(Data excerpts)
>>>>>
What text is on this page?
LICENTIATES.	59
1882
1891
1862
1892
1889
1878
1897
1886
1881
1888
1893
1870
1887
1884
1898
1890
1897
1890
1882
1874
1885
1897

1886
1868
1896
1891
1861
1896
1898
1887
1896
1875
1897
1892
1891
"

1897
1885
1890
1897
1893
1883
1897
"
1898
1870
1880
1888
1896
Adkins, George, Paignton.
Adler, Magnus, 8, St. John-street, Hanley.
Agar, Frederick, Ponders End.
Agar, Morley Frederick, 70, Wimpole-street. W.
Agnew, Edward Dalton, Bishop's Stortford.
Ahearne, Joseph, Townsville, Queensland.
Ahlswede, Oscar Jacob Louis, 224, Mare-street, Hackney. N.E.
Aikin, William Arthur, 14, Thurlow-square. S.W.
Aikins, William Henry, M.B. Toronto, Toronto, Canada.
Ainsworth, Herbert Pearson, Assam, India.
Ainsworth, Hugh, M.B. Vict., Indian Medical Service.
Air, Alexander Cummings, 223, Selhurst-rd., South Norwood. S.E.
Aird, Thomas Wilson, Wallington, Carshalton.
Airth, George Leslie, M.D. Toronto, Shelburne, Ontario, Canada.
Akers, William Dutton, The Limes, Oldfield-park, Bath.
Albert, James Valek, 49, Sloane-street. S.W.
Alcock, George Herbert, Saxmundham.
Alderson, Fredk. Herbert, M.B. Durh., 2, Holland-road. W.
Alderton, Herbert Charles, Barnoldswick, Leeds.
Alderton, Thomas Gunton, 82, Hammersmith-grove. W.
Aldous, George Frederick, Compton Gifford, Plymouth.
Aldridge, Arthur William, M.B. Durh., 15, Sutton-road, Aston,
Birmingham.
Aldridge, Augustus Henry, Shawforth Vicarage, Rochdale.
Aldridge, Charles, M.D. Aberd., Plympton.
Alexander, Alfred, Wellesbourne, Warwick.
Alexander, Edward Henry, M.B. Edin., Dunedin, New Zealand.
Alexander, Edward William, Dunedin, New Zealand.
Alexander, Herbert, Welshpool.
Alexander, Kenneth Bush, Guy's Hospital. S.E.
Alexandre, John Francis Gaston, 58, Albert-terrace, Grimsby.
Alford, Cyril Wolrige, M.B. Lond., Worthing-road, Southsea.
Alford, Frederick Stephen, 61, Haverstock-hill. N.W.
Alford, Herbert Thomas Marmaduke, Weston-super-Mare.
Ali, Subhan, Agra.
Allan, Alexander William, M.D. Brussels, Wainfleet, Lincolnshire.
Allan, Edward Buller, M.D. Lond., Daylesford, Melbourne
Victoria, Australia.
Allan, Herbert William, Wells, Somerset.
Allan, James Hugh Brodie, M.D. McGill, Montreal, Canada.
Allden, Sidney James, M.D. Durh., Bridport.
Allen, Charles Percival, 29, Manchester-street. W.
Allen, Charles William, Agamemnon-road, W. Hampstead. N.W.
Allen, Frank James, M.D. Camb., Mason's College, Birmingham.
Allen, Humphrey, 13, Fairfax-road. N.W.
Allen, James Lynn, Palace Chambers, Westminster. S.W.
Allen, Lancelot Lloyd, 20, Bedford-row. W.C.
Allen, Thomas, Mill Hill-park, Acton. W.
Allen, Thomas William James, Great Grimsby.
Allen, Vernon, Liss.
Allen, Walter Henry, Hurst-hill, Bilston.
<<<<<
▶ Task brief
Copy every single line of the material above that holds "James".

▶ The completed task
Albert, James Valek, 49, Sloane-street. S.W.
Allan, James Hugh Brodie, M.D. McGill, Montreal, Canada.
Allden, Sidney James, M.D. Durh., Bridport.
Allen, Frank James, M.D. Camb., Mason's College, Birmingham.
Allen, James Lynn, Palace Chambers, Westminster. S.W.
Allen, Thomas William James, Great Grimsby.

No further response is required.